(Direction)
A verbatim copy of the records is required, with all pictures left out.

[Data records]
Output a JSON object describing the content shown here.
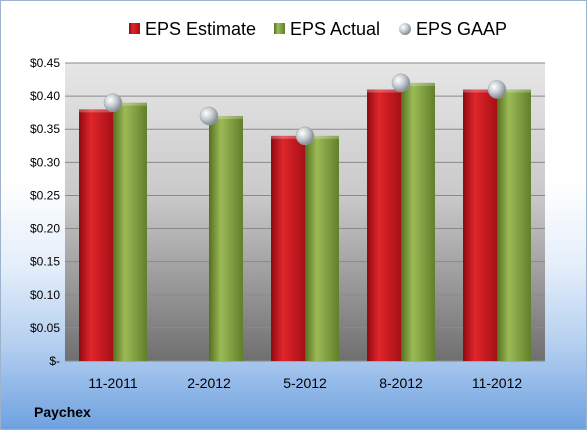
{
  "company": "Paychex",
  "chart_data": {
    "type": "bar",
    "categories": [
      "11-2011",
      "2-2012",
      "5-2012",
      "8-2012",
      "11-2012"
    ],
    "series": [
      {
        "name": "EPS Estimate",
        "kind": "bar",
        "color": "#c0141c",
        "values": [
          0.38,
          null,
          0.34,
          0.41,
          0.41
        ]
      },
      {
        "name": "EPS Actual",
        "kind": "bar",
        "color": "#7d9a3a",
        "values": [
          0.39,
          0.37,
          0.34,
          0.42,
          0.41
        ]
      },
      {
        "name": "EPS GAAP",
        "kind": "marker",
        "color": "#b8c0c8",
        "values": [
          0.39,
          0.37,
          0.34,
          0.42,
          0.41
        ]
      }
    ],
    "ylim": [
      0,
      0.45
    ],
    "yticks": [
      0,
      0.05,
      0.1,
      0.15,
      0.2,
      0.25,
      0.3,
      0.35,
      0.4,
      0.45
    ],
    "ytick_labels": [
      "$-",
      "$0.05",
      "$0.10",
      "$0.15",
      "$0.20",
      "$0.25",
      "$0.30",
      "$0.35",
      "$0.40",
      "$0.45"
    ],
    "grid": true,
    "legend_position": "top"
  }
}
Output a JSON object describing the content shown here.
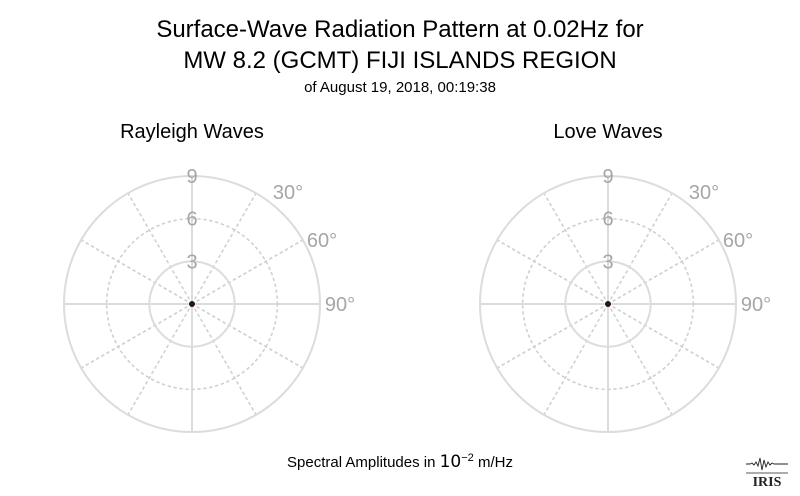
{
  "title_line1": "Surface-Wave Radiation Pattern at 0.02Hz for",
  "title_line2": "MW 8.2 (GCMT) FIJI ISLANDS REGION",
  "subtitle": "of August 19, 2018, 00:19:38",
  "footer": {
    "prefix": "Spectral Amplitudes in ",
    "base": "10",
    "exponent": "−2",
    "unit": " m/Hz"
  },
  "logo_text": "IRIS",
  "colors": {
    "grid_solid": "#dcdcdc",
    "grid_dotted": "#d0d0d0",
    "tick_label": "#a6a6a6",
    "data_point": "#2a1410"
  },
  "chart_data": [
    {
      "type": "scatter",
      "projection": "polar",
      "title": "Rayleigh Waves",
      "radial_ticks": [
        3,
        6,
        9
      ],
      "radial_range": [
        0,
        9
      ],
      "angle_ticks_labeled": [
        "30°",
        "60°",
        "90°"
      ],
      "angle_grid_step_deg": 30,
      "theta_zero": "north",
      "theta_direction": "clockwise",
      "grid": true,
      "series": [
        {
          "values": [
            {
              "theta": 0,
              "r": 0
            }
          ]
        }
      ]
    },
    {
      "type": "scatter",
      "projection": "polar",
      "title": "Love Waves",
      "radial_ticks": [
        3,
        6,
        9
      ],
      "radial_range": [
        0,
        9
      ],
      "angle_ticks_labeled": [
        "30°",
        "60°",
        "90°"
      ],
      "angle_grid_step_deg": 30,
      "theta_zero": "north",
      "theta_direction": "clockwise",
      "grid": true,
      "series": [
        {
          "values": [
            {
              "theta": 0,
              "r": 0
            }
          ]
        }
      ]
    }
  ]
}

(The result)
Output a JSON object describing the content shown here.
{
  "company": "Paychex",
  "chart_data": {
    "type": "bar",
    "categories": [
      "11-2011",
      "2-2012",
      "5-2012",
      "8-2012",
      "11-2012"
    ],
    "series": [
      {
        "name": "EPS Estimate",
        "kind": "bar",
        "color": "#c0141c",
        "values": [
          0.38,
          null,
          0.34,
          0.41,
          0.41
        ]
      },
      {
        "name": "EPS Actual",
        "kind": "bar",
        "color": "#7d9a3a",
        "values": [
          0.39,
          0.37,
          0.34,
          0.42,
          0.41
        ]
      },
      {
        "name": "EPS GAAP",
        "kind": "marker",
        "color": "#b8c0c8",
        "values": [
          0.39,
          0.37,
          0.34,
          0.42,
          0.41
        ]
      }
    ],
    "ylim": [
      0,
      0.45
    ],
    "yticks": [
      0,
      0.05,
      0.1,
      0.15,
      0.2,
      0.25,
      0.3,
      0.35,
      0.4,
      0.45
    ],
    "ytick_labels": [
      "$-",
      "$0.05",
      "$0.10",
      "$0.15",
      "$0.20",
      "$0.25",
      "$0.30",
      "$0.35",
      "$0.40",
      "$0.45"
    ],
    "grid": true,
    "legend_position": "top"
  }
}
Output a JSON object describing the content shown here.
{
  "title_line1": "Surface-Wave Radiation Pattern at 0.02Hz for",
  "title_line2": "MW 8.2 (GCMT) FIJI ISLANDS REGION",
  "subtitle": "of August 19, 2018, 00:19:38",
  "footer": {
    "prefix": "Spectral Amplitudes in ",
    "base": "10",
    "exponent": "−2",
    "unit": " m/Hz"
  },
  "logo_text": "IRIS",
  "colors": {
    "grid_solid": "#dcdcdc",
    "grid_dotted": "#d0d0d0",
    "tick_label": "#a6a6a6",
    "data_point": "#2a1410"
  },
  "chart_data": [
    {
      "type": "scatter",
      "projection": "polar",
      "title": "Rayleigh Waves",
      "radial_ticks": [
        3,
        6,
        9
      ],
      "radial_range": [
        0,
        9
      ],
      "angle_ticks_labeled": [
        "30°",
        "60°",
        "90°"
      ],
      "angle_grid_step_deg": 30,
      "theta_zero": "north",
      "theta_direction": "clockwise",
      "grid": true,
      "series": [
        {
          "values": [
            {
              "theta": 0,
              "r": 0
            }
          ]
        }
      ]
    },
    {
      "type": "scatter",
      "projection": "polar",
      "title": "Love Waves",
      "radial_ticks": [
        3,
        6,
        9
      ],
      "radial_range": [
        0,
        9
      ],
      "angle_ticks_labeled": [
        "30°",
        "60°",
        "90°"
      ],
      "angle_grid_step_deg": 30,
      "theta_zero": "north",
      "theta_direction": "clockwise",
      "grid": true,
      "series": [
        {
          "values": [
            {
              "theta": 0,
              "r": 0
            }
          ]
        }
      ]
    }
  ]
}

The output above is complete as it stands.